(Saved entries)
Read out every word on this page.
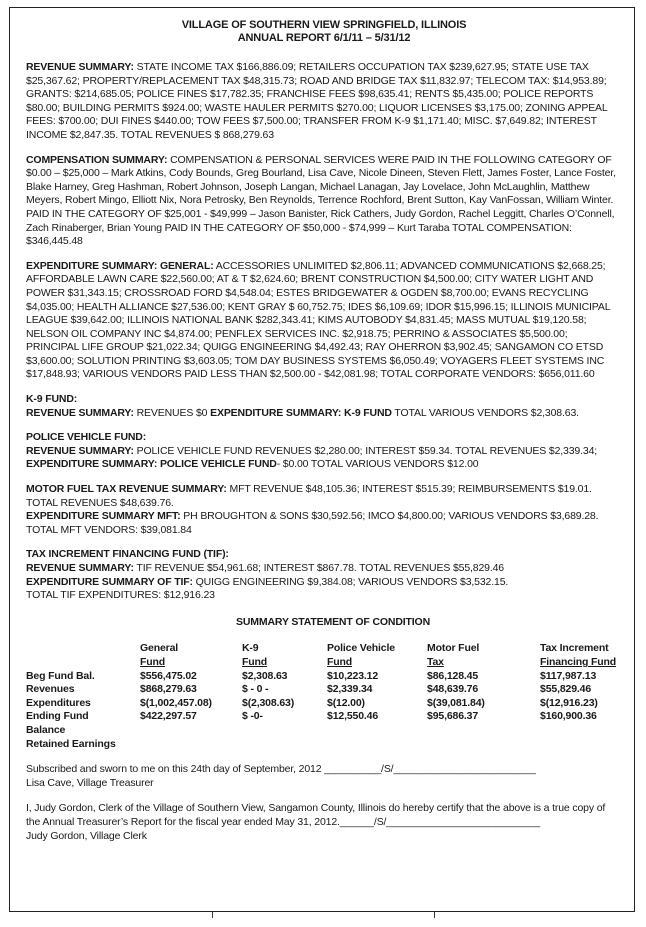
VILLAGE OF SOUTHERN VIEW SPRINGFIELD, ILLINOIS
ANNUAL REPORT 6/1/11 – 5/31/12

REVENUE SUMMARY: STATE INCOME TAX $166,886.09; RETAILERS OCCUPATION TAX $239,627.95; STATE USE TAX $25,367.62; PROPERTY/REPLACEMENT TAX $48,315.73; ROAD AND BRIDGE TAX $11,832.97; TELECOM TAX: $14,953.89; GRANTS: $214,685.05; POLICE FINES $17,782.35; FRANCHISE FEES $98,635.41; RENTS $5,435.00; POLICE REPORTS $80.00; BUILDING PERMITS $924.00; WASTE HAULER PERMITS $270.00; LIQUOR LICENSES $3,175.00; ZONING APPEAL FEES: $700.00; DUI FINES $440.00; TOW FEES $7,500.00; TRANSFER FROM K-9 $1,171.40; MISC. $7,649.82; INTEREST INCOME $2,847.35. TOTAL REVENUES $ 868,279.63

COMPENSATION SUMMARY: COMPENSATION & PERSONAL SERVICES WERE PAID IN THE FOLLOWING CATEGORY OF $0.00 – $25,000 – Mark Atkins, Cody Bounds, Greg Bourland, Lisa Cave, Nicole Dineen, Steven Flett, James Foster, Lance Foster, Blake Harney, Greg Hashman, Robert Johnson, Joseph Langan, Michael Lanagan, Jay Lovelace, John McLaughlin, Matthew Meyers, Robert Mingo, Elliott Nix, Nora Petrosky, Ben Reynolds, Terrence Rochford, Brent Sutton, Kay VanFossan, William Winter. PAID IN THE CATEGORY OF $25,001 - $49,999 – Jason Banister, Rick Cathers, Judy Gordon, Rachel Leggitt, Charles O’Connell, Zach Rinaberger, Brian Young PAID IN THE CATEGORY OF $50,000 - $74,999 – Kurt Taraba TOTAL COMPENSATION: $346,445.48

EXPENDITURE SUMMARY: GENERAL: ACCESSORIES UNLIMITED $2,806.11; ADVANCED COMMUNICATIONS $2,668.25; AFFORDABLE LAWN CARE $22,560.00; AT & T $2,624.60; BRENT CONSTRUCTION $4,500.00; CITY WATER LIGHT AND POWER $31,343.15; CROSSROAD FORD $4,548.04; ESTES BRIDGEWATER & OGDEN $8,700.00; EVANS RECYCLING $4,035.00; HEALTH ALLIANCE $27,536.00; KENT GRAY $ 60,752.75; IDES $6,109.69; IDOR $15,996.15; ILLINOIS MUNICIPAL LEAGUE $39,642.00; ILLINOIS NATIONAL BANK $282,343.41; KIMS AUTOBODY $4,831.45; MASS MUTUAL $19,120.58; NELSON OIL COMPANY INC $4,874.00; PENFLEX SERVICES INC. $2,918.75; PERRINO & ASSOCIATES $5,500.00; PRINCIPAL LIFE GROUP $21,022.34; QUIGG ENGINEERING $4,492.43; RAY OHERRON $3,902.45; SANGAMON CO ETSD $3,600.00; SOLUTION PRINTING $3,603.05; TOM DAY BUSINESS SYSTEMS $6,050.49; VOYAGERS FLEET SYSTEMS INC $17,848.93; VARIOUS VENDORS PAID LESS THAN $2,500.00 - $42,081.98; TOTAL CORPORATE VENDORS: $656,011.60

K-9 FUND:

REVENUE SUMMARY: REVENUES $0 EXPENDITURE SUMMARY: K-9 FUND TOTAL VARIOUS VENDORS $2,308.63.

POLICE VEHICLE FUND:

REVENUE SUMMARY: POLICE VEHICLE FUND REVENUES $2,280.00; INTEREST $59.34. TOTAL REVENUES $2,339.34; EXPENDITURE SUMMARY: POLICE VEHICLE FUND- $0.00 TOTAL VARIOUS VENDORS $12.00

MOTOR FUEL TAX REVENUE SUMMARY: MFT REVENUE $48,105.36; INTEREST $515.39; REIMBURSEMENTS $19.01. TOTAL REVENUES $48,639.76.

EXPENDITURE SUMMARY MFT: PH BROUGHTON & SONS $30,592.56; IMCO $4,800.00; VARIOUS VENDORS $3,689.28. TOTAL MFT VENDORS: $39,081.84

TAX INCREMENT FINANCING FUND (TIF):

REVENUE SUMMARY: TIF REVENUE $54,961.68; INTEREST $867.78. TOTAL REVENUES $55,829.46

EXPENDITURE SUMMARY OF TIF: QUIGG ENGINEERING $9,384.08; VARIOUS VENDORS $3,532.15.

TOTAL TIF EXPENDITURES: $12,916.23

SUMMARY STATEMENT OF CONDITION
	General	K-9	Police Vehicle	Motor Fuel	Tax Increment
	Fund	Fund	Fund	Tax	Financing Fund
Beg Fund Bal.	$556,475.02	$2,308.63	$10,223.12	$86,128.45	$117,987.13
Revenues	$868,279.63	$ - 0 -	$2,339.34	$48,639.76	$55,829.46
Expenditures	$(1,002,457.08)	$(2,308.63)	$(12.00)	$(39,081.84)	$(12,916.23)
Ending Fund	$422,297.57	$ -0-	$12,550.46	$95,686.37	$160,900.36
Balance					
Retained Earnings					
Subscribed and sworn to me on this 24th day of September, 2012 __________/S/_________________________
Lisa Cave, Village Treasurer
I, Judy Gordon, Clerk of the Village of Southern View, Sangamon County, Illinois do hereby certify that the above is a true copy of the Annual Treasurer’s Report for the fiscal year ended May 31, 2012.______/S/___________________________
Judy Gordon, Village Clerk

What you need to do
Copy every entry exactly as written. Pictures are excluded.

Answer to this task
Read out every word on this page.
VILLAGE OF SOUTHERN VIEW SPRINGFIELD, ILLINOIS
ANNUAL REPORT 6/1/11 – 5/31/12

REVENUE SUMMARY: STATE INCOME TAX $166,886.09; RETAILERS OCCUPATION TAX $239,627.95; STATE USE TAX $25,367.62; PROPERTY/REPLACEMENT TAX $48,315.73; ROAD AND BRIDGE TAX $11,832.97; TELECOM TAX: $14,953.89; GRANTS: $214,685.05; POLICE FINES $17,782.35; FRANCHISE FEES $98,635.41; RENTS $5,435.00; POLICE REPORTS $80.00; BUILDING PERMITS $924.00; WASTE HAULER PERMITS $270.00; LIQUOR LICENSES $3,175.00; ZONING APPEAL FEES: $700.00; DUI FINES $440.00; TOW FEES $7,500.00; TRANSFER FROM K-9 $1,171.40; MISC. $7,649.82; INTEREST INCOME $2,847.35. TOTAL REVENUES $ 868,279.63

COMPENSATION SUMMARY: COMPENSATION & PERSONAL SERVICES WERE PAID IN THE FOLLOWING CATEGORY OF $0.00 – $25,000 – Mark Atkins, Cody Bounds, Greg Bourland, Lisa Cave, Nicole Dineen, Steven Flett, James Foster, Lance Foster, Blake Harney, Greg Hashman, Robert Johnson, Joseph Langan, Michael Lanagan, Jay Lovelace, John McLaughlin, Matthew Meyers, Robert Mingo, Elliott Nix, Nora Petrosky, Ben Reynolds, Terrence Rochford, Brent Sutton, Kay VanFossan, William Winter. PAID IN THE CATEGORY OF $25,001 - $49,999 – Jason Banister, Rick Cathers, Judy Gordon, Rachel Leggitt, Charles O’Connell, Zach Rinaberger, Brian Young PAID IN THE CATEGORY OF $50,000 - $74,999 – Kurt Taraba TOTAL COMPENSATION: $346,445.48

EXPENDITURE SUMMARY: GENERAL: ACCESSORIES UNLIMITED $2,806.11; ADVANCED COMMUNICATIONS $2,668.25; AFFORDABLE LAWN CARE $22,560.00; AT & T $2,624.60; BRENT CONSTRUCTION $4,500.00; CITY WATER LIGHT AND POWER $31,343.15; CROSSROAD FORD $4,548.04; ESTES BRIDGEWATER & OGDEN $8,700.00; EVANS RECYCLING $4,035.00; HEALTH ALLIANCE $27,536.00; KENT GRAY $ 60,752.75; IDES $6,109.69; IDOR $15,996.15; ILLINOIS MUNICIPAL LEAGUE $39,642.00; ILLINOIS NATIONAL BANK $282,343.41; KIMS AUTOBODY $4,831.45; MASS MUTUAL $19,120.58; NELSON OIL COMPANY INC $4,874.00; PENFLEX SERVICES INC. $2,918.75; PERRINO & ASSOCIATES $5,500.00; PRINCIPAL LIFE GROUP $21,022.34; QUIGG ENGINEERING $4,492.43; RAY OHERRON $3,902.45; SANGAMON CO ETSD $3,600.00; SOLUTION PRINTING $3,603.05; TOM DAY BUSINESS SYSTEMS $6,050.49; VOYAGERS FLEET SYSTEMS INC $17,848.93; VARIOUS VENDORS PAID LESS THAN $2,500.00 - $42,081.98; TOTAL CORPORATE VENDORS: $656,011.60

K-9 FUND:

REVENUE SUMMARY: REVENUES $0 EXPENDITURE SUMMARY: K-9 FUND TOTAL VARIOUS VENDORS $2,308.63.

POLICE VEHICLE FUND:

REVENUE SUMMARY: POLICE VEHICLE FUND REVENUES $2,280.00; INTEREST $59.34. TOTAL REVENUES $2,339.34; EXPENDITURE SUMMARY: POLICE VEHICLE FUND- $0.00 TOTAL VARIOUS VENDORS $12.00

MOTOR FUEL TAX REVENUE SUMMARY: MFT REVENUE $48,105.36; INTEREST $515.39; REIMBURSEMENTS $19.01. TOTAL REVENUES $48,639.76.

EXPENDITURE SUMMARY MFT: PH BROUGHTON & SONS $30,592.56; IMCO $4,800.00; VARIOUS VENDORS $3,689.28. TOTAL MFT VENDORS: $39,081.84

TAX INCREMENT FINANCING FUND (TIF):

REVENUE SUMMARY: TIF REVENUE $54,961.68; INTEREST $867.78. TOTAL REVENUES $55,829.46

EXPENDITURE SUMMARY OF TIF: QUIGG ENGINEERING $9,384.08; VARIOUS VENDORS $3,532.15.

TOTAL TIF EXPENDITURES: $12,916.23

SUMMARY STATEMENT OF CONDITION
	General	K-9	Police Vehicle	Motor Fuel	Tax Increment
	Fund	Fund	Fund	Tax	Financing Fund
Beg Fund Bal.	$556,475.02	$2,308.63	$10,223.12	$86,128.45	$117,987.13
Revenues	$868,279.63	$ - 0 -	$2,339.34	$48,639.76	$55,829.46
Expenditures	$(1,002,457.08)	$(2,308.63)	$(12.00)	$(39,081.84)	$(12,916.23)
Ending Fund	$422,297.57	$ -0-	$12,550.46	$95,686.37	$160,900.36
Balance					
Retained Earnings					
Subscribed and sworn to me on this 24th day of September, 2012 __________/S/_________________________
Lisa Cave, Village Treasurer
I, Judy Gordon, Clerk of the Village of Southern View, Sangamon County, Illinois do hereby certify that the above is a true copy of the Annual Treasurer’s Report for the fiscal year ended May 31, 2012.______/S/___________________________
Judy Gordon, Village Clerk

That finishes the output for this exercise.